--- Begin ---
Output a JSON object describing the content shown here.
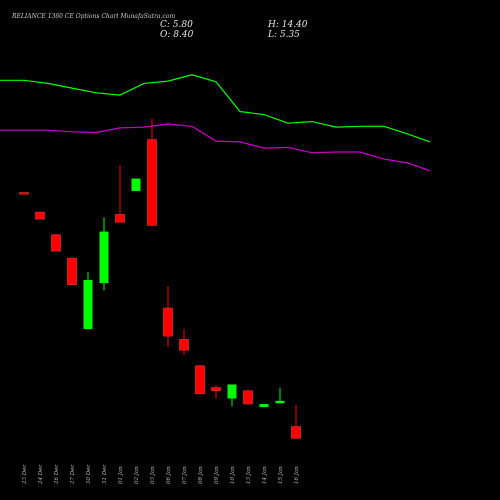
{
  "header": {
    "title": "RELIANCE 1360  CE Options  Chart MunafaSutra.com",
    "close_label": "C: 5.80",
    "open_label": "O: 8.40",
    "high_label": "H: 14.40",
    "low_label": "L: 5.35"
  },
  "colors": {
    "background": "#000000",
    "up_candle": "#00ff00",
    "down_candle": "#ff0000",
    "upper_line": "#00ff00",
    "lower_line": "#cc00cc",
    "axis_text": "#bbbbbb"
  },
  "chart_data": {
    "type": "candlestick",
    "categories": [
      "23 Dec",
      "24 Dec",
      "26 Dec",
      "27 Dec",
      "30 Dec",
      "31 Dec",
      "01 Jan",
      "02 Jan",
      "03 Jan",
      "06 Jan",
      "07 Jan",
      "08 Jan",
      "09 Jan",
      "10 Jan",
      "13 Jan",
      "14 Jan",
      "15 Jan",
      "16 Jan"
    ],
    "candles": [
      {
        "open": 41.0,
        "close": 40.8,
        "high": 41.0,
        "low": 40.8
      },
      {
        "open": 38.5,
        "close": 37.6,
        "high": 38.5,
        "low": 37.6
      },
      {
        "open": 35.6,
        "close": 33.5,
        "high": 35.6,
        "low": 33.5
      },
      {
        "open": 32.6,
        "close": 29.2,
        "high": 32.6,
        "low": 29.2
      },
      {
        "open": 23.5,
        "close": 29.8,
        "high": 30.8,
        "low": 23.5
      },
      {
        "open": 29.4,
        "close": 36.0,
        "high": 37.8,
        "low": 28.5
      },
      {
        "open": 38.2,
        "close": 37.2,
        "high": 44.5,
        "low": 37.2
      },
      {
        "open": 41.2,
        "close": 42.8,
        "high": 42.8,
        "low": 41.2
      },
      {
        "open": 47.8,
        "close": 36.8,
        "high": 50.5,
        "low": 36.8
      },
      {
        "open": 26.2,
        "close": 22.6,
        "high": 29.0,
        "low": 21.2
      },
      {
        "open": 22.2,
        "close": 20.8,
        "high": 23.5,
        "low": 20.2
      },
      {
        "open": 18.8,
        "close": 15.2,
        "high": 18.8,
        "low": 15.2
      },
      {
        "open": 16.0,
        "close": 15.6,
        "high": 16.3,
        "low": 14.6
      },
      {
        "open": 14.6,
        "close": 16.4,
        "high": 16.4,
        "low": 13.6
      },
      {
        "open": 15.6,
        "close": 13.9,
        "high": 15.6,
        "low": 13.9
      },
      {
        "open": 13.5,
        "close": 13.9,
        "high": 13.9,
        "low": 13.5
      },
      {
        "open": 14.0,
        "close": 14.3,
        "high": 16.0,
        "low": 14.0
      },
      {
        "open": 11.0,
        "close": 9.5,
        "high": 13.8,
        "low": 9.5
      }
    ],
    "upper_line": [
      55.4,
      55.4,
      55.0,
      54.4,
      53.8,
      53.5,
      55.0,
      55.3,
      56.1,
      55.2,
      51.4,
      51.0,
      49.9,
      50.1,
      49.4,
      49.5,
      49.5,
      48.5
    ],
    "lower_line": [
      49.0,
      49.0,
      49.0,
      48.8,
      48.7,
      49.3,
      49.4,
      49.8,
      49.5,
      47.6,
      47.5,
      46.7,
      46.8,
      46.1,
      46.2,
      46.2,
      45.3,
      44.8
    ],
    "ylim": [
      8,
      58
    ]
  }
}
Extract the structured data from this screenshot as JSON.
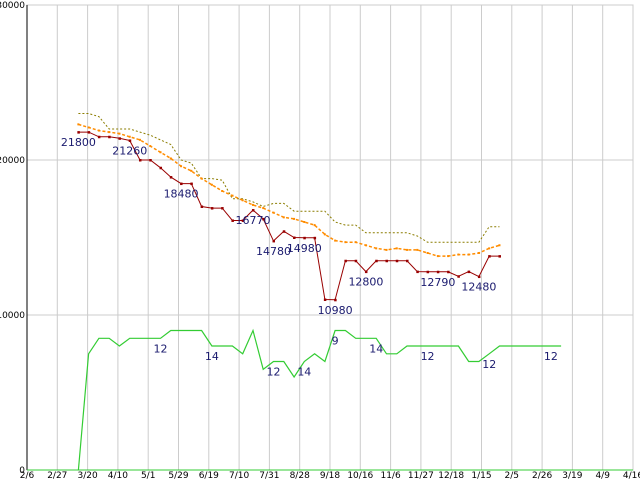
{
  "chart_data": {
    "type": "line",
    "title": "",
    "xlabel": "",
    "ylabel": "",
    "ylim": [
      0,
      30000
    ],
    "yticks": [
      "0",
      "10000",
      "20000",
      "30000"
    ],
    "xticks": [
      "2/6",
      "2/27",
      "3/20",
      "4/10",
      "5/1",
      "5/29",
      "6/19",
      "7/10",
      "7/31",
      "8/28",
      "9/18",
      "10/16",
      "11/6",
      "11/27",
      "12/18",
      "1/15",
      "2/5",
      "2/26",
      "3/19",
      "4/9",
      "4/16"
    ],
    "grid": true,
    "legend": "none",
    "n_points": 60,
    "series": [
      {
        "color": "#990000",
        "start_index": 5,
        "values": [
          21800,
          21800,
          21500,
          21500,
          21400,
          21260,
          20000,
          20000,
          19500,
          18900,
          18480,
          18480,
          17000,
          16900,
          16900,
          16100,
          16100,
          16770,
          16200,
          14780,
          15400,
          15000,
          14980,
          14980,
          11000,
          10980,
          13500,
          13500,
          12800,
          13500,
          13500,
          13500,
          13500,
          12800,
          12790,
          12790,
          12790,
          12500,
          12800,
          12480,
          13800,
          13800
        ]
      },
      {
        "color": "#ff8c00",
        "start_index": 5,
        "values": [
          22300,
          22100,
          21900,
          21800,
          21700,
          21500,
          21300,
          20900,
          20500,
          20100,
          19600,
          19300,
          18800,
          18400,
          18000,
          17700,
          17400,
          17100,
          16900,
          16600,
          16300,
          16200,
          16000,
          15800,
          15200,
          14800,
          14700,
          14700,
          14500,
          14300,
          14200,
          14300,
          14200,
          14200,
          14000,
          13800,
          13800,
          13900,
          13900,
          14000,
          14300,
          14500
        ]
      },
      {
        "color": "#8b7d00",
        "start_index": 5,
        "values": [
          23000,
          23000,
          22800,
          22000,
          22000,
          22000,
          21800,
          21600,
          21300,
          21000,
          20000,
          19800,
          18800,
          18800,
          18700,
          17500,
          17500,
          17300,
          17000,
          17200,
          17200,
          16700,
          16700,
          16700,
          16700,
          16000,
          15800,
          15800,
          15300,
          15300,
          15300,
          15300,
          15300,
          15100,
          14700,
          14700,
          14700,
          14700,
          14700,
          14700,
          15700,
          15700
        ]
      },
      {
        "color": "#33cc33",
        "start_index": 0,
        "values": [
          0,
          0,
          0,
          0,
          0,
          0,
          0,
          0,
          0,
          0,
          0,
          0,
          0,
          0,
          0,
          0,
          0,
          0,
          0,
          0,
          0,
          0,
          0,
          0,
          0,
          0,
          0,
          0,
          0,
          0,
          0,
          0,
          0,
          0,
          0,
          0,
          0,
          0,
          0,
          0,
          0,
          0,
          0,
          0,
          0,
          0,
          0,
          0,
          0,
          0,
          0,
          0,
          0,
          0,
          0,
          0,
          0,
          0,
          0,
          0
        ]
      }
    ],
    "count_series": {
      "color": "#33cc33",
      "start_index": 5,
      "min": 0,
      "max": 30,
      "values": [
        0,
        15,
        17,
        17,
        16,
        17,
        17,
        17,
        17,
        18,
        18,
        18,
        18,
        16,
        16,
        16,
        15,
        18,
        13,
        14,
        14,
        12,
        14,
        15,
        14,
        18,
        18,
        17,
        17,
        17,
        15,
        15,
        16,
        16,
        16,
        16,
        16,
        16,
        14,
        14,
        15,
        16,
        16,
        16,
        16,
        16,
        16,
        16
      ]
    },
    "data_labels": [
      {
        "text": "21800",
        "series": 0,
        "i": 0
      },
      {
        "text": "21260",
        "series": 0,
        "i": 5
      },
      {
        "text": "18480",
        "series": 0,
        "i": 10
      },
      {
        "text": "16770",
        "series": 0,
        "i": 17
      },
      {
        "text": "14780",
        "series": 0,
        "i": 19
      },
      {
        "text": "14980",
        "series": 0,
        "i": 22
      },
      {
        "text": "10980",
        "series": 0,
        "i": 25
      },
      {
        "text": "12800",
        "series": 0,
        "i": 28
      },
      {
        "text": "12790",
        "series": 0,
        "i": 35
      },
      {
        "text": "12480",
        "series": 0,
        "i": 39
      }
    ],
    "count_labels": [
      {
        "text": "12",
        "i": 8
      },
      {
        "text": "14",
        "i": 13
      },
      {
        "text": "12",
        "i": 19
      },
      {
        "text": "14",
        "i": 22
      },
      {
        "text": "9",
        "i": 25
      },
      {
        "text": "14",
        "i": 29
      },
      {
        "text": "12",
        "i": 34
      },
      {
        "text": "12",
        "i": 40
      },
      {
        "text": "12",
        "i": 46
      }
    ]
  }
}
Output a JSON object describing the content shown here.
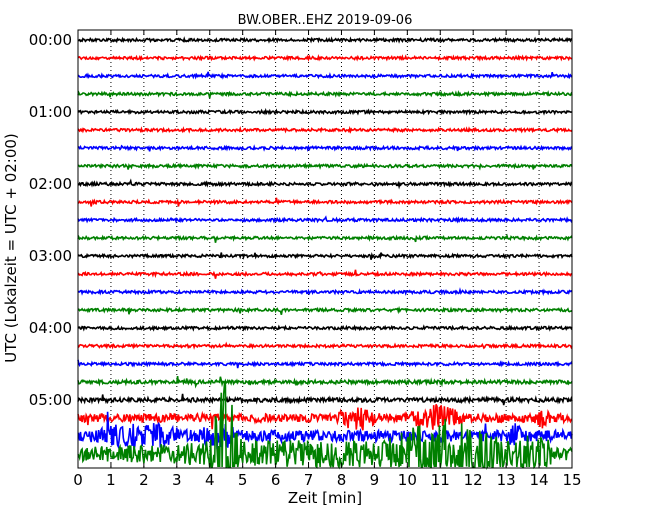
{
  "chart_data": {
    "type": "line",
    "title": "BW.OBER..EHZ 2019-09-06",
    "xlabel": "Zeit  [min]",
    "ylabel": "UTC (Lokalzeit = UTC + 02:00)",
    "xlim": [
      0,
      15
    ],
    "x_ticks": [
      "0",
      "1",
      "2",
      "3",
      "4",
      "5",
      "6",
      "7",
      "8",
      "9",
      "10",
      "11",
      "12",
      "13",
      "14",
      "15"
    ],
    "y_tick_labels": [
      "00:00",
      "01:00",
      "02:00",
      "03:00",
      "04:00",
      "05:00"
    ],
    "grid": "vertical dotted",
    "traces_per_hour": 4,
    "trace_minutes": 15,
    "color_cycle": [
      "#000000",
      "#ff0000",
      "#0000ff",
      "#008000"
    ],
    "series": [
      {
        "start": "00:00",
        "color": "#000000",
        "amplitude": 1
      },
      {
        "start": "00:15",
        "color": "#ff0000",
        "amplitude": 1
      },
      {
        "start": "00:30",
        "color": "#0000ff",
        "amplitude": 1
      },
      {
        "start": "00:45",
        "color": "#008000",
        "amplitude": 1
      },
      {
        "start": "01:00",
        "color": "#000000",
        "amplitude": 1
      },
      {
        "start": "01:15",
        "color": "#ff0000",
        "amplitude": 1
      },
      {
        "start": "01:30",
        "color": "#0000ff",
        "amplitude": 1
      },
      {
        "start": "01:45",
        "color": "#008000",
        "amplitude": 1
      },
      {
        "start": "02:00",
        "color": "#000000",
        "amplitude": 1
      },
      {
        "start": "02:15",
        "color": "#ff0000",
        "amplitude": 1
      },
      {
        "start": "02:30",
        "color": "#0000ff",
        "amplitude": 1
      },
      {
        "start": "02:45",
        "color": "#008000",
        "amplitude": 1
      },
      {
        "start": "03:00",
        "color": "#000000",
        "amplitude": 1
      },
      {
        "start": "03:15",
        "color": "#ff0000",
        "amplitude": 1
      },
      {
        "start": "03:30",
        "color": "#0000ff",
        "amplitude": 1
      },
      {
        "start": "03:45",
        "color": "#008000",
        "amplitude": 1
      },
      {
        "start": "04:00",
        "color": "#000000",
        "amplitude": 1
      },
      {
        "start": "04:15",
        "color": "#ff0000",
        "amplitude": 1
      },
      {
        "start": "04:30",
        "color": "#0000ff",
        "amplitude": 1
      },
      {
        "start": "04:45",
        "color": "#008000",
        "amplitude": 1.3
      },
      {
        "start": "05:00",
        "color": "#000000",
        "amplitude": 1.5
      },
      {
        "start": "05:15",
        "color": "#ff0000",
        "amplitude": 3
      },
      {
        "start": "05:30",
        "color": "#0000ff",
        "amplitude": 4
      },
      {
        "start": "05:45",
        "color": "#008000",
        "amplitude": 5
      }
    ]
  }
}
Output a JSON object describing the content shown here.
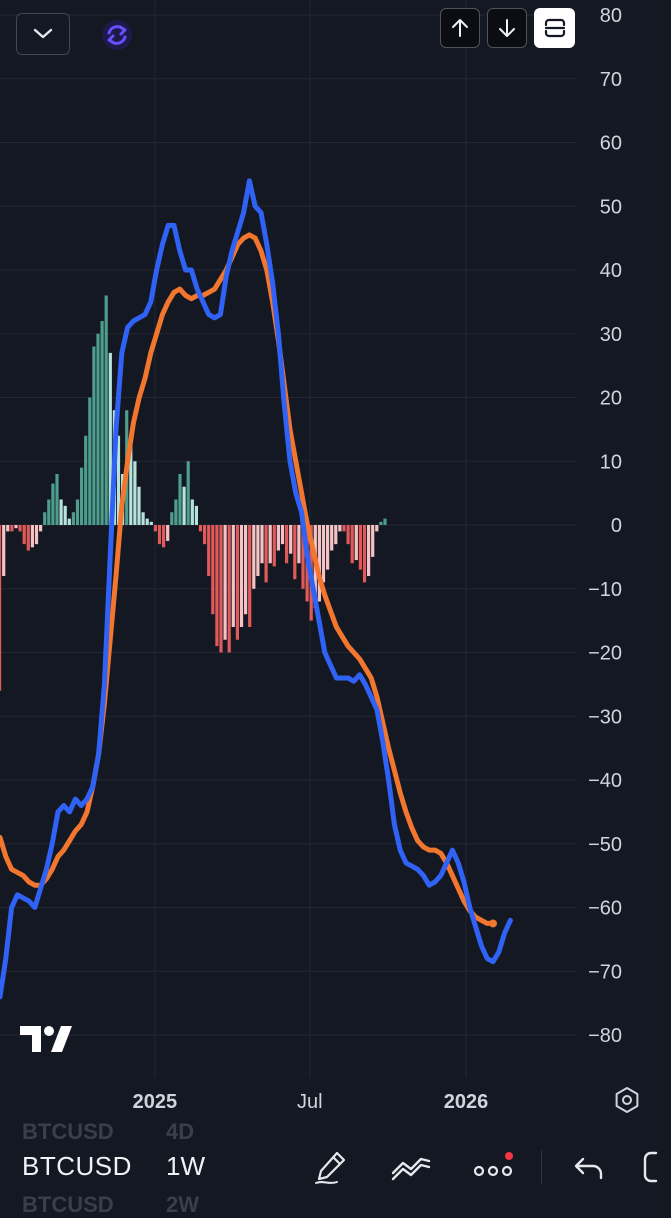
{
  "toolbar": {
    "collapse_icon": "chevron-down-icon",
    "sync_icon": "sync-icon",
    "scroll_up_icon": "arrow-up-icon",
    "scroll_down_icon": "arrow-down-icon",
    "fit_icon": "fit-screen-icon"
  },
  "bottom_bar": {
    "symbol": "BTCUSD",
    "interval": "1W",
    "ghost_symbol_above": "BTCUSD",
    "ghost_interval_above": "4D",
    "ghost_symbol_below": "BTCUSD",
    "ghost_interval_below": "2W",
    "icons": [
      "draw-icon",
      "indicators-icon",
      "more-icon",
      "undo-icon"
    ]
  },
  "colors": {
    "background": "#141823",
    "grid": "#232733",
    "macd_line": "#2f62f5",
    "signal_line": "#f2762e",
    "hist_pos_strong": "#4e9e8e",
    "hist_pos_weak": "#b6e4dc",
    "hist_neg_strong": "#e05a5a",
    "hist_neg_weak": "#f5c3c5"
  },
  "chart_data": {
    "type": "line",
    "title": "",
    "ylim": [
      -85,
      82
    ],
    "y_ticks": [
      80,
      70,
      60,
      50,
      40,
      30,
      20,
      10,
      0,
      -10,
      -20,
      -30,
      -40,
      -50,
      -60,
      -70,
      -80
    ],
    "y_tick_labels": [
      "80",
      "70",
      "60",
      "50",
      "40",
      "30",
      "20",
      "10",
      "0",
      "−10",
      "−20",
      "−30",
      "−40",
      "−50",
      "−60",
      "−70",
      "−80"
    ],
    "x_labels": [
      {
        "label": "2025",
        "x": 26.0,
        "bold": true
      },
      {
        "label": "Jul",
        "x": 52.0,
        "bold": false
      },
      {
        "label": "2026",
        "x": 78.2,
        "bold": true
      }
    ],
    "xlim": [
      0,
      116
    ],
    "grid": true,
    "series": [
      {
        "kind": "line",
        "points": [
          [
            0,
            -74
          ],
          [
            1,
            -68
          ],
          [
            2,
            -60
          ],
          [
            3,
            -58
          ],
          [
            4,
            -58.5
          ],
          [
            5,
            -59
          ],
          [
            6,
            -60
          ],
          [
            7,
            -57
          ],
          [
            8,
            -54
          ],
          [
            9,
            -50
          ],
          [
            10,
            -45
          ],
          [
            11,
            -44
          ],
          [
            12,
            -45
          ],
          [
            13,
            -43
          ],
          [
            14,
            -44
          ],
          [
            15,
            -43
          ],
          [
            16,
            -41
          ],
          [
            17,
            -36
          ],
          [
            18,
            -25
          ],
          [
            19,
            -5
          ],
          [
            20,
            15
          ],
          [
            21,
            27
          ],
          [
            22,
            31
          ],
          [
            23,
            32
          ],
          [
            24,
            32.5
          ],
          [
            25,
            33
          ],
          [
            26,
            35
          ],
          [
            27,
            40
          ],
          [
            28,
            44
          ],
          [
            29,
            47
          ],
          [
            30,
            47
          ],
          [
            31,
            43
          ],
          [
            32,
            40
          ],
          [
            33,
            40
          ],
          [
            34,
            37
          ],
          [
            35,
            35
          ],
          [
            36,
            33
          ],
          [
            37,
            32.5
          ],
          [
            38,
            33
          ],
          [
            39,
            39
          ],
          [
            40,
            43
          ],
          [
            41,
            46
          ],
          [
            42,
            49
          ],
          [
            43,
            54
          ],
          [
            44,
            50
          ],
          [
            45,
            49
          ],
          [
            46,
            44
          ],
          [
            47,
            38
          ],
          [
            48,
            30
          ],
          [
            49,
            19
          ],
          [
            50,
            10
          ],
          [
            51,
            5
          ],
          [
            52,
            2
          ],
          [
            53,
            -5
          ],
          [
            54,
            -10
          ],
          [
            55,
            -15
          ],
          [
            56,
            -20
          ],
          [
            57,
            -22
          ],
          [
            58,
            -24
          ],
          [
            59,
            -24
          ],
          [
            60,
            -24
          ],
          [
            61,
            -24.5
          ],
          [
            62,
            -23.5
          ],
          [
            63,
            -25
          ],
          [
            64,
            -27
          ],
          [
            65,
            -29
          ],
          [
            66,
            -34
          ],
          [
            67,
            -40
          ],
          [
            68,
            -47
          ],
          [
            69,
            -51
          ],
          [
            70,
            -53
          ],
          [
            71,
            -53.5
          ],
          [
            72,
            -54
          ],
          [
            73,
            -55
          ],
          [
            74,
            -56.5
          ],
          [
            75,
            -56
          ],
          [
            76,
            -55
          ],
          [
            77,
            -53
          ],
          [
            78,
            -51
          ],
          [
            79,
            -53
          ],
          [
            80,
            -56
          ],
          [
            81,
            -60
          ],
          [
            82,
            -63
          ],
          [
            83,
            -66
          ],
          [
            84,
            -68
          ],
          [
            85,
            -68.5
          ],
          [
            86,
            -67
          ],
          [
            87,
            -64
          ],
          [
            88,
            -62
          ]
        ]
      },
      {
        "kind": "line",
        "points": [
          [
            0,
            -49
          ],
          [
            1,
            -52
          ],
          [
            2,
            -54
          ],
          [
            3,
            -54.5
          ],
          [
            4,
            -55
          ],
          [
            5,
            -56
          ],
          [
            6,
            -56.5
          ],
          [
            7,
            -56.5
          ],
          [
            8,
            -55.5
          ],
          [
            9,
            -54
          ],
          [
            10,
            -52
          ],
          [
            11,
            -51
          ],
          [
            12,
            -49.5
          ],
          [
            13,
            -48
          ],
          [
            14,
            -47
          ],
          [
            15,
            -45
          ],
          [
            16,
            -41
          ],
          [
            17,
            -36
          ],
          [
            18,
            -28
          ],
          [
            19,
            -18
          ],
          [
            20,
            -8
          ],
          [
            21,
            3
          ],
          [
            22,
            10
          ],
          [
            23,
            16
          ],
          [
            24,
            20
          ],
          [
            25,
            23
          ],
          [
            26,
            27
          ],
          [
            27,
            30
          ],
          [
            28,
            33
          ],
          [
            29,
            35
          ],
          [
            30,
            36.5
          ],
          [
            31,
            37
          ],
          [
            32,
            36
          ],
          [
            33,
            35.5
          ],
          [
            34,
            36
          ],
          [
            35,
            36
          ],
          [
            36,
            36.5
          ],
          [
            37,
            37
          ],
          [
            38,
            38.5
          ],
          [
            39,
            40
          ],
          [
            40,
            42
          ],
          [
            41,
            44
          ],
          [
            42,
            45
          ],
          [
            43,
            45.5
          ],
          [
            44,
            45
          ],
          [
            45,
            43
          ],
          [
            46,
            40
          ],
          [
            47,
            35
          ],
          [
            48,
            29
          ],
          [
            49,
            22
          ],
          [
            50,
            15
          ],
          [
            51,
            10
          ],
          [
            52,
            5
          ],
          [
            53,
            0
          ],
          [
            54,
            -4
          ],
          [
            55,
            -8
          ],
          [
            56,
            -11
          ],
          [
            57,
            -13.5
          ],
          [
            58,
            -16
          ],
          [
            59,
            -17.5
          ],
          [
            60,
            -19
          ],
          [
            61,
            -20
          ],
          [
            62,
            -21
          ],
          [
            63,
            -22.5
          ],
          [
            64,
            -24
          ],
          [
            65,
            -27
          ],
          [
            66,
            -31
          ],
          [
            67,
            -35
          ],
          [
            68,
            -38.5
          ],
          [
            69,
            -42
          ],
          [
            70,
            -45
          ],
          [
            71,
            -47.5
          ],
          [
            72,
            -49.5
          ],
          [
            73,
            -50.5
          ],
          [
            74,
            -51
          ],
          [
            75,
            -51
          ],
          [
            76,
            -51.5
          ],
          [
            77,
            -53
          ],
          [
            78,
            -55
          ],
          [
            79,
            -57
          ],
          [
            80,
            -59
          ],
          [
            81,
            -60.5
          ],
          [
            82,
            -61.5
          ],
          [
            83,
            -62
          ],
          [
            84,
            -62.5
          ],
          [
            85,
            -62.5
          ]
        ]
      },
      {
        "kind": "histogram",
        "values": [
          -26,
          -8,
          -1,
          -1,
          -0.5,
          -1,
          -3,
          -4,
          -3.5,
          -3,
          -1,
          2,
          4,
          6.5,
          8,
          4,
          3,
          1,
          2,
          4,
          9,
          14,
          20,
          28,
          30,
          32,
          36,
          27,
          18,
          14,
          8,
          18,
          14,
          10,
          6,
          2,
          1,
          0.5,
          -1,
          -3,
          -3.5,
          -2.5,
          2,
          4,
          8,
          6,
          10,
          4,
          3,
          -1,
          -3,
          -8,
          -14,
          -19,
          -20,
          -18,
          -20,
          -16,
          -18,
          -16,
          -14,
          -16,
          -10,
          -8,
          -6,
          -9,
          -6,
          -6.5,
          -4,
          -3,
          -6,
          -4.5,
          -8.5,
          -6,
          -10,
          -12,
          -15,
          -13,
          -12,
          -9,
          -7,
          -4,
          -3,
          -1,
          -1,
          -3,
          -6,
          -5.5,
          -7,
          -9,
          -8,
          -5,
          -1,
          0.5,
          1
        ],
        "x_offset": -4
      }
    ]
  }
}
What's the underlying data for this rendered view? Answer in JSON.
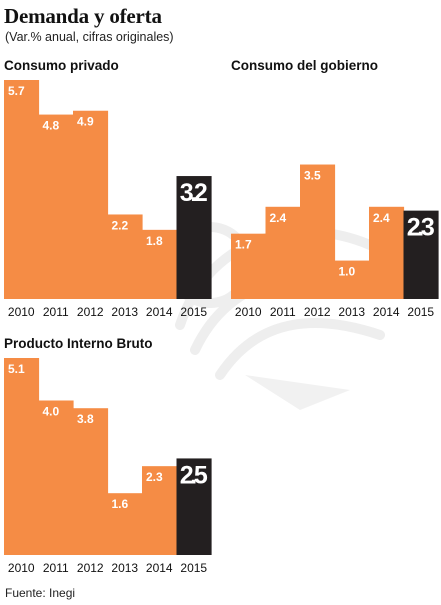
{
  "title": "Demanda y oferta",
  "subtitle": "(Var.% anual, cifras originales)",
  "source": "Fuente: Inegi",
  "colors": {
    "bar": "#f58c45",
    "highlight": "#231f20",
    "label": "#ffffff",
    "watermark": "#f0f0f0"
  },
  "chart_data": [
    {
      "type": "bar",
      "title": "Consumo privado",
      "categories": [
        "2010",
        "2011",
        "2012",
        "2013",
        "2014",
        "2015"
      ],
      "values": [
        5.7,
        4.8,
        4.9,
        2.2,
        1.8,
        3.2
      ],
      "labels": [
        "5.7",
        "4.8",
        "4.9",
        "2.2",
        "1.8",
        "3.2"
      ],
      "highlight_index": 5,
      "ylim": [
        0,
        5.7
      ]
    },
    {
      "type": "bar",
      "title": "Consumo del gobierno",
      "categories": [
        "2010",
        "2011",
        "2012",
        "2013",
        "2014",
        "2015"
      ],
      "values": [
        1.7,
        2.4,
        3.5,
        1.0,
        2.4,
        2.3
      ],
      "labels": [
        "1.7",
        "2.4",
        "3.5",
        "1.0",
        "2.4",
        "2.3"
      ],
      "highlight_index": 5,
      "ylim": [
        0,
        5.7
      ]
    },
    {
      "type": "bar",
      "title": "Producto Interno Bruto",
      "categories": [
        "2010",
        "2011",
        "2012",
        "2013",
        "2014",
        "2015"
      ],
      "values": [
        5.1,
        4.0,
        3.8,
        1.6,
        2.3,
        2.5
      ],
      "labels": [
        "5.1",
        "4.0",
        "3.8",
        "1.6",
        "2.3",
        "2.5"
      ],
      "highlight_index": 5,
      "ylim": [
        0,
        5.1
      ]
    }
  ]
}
--- End ---
Copy out each line of the material that holds the word "grid".

    "grid": true,
    "grid": "vertical dotted",
    "grid": "#232733",
    "grid": true,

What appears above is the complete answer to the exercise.